* Start Material to process *

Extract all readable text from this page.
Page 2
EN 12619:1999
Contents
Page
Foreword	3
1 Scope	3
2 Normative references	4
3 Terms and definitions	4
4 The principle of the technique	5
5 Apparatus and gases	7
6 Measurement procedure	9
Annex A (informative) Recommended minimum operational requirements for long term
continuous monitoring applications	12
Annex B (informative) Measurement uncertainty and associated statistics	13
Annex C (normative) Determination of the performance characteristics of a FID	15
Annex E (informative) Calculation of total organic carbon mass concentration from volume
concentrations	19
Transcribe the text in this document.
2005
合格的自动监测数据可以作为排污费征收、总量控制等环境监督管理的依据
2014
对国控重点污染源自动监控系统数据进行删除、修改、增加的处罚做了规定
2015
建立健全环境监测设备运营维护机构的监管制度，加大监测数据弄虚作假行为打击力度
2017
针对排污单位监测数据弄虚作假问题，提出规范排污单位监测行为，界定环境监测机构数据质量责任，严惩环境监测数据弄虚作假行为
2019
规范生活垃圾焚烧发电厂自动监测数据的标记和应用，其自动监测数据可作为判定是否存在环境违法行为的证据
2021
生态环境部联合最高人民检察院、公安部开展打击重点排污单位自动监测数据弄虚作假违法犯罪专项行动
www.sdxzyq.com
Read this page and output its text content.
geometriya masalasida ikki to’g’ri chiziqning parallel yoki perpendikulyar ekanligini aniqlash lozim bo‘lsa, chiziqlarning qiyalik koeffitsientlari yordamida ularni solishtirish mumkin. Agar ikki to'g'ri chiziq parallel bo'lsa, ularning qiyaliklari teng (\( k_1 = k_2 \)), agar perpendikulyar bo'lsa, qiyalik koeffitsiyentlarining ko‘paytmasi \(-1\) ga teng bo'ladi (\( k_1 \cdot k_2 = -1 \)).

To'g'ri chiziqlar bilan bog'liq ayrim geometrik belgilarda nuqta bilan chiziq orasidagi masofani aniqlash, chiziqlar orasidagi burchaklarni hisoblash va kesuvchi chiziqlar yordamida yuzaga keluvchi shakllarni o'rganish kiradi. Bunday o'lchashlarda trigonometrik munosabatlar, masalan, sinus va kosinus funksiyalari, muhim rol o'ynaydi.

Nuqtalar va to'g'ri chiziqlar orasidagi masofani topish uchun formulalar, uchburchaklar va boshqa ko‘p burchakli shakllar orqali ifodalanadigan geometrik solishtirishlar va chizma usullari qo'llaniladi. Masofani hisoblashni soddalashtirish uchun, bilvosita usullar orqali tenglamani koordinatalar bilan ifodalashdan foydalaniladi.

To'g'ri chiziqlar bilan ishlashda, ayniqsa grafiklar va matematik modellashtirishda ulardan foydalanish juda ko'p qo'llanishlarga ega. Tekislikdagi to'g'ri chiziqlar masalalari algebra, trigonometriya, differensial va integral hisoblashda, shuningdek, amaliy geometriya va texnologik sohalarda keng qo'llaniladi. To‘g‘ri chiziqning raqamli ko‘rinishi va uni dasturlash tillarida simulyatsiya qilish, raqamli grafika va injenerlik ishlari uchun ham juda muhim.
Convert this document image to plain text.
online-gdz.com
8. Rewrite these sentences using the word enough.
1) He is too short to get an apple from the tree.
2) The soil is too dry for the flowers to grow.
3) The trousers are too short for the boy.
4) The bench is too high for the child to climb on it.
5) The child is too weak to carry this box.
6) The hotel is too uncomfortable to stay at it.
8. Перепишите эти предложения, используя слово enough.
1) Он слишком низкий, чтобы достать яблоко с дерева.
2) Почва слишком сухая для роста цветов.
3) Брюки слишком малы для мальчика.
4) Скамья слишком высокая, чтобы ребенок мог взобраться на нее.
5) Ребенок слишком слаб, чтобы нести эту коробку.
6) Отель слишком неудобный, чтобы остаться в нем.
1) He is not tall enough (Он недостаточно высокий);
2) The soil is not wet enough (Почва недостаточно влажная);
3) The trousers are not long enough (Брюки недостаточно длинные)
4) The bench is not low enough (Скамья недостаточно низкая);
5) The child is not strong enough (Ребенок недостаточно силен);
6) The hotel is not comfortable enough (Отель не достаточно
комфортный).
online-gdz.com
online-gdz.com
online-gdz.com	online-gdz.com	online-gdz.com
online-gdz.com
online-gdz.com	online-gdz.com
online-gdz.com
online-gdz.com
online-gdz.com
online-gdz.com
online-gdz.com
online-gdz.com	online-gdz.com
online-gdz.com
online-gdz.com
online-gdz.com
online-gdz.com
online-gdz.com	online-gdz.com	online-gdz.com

* End Material to process *

Task objective: How many lines of these entries contain the string "child"? Reply with the number alone.

Task result: 3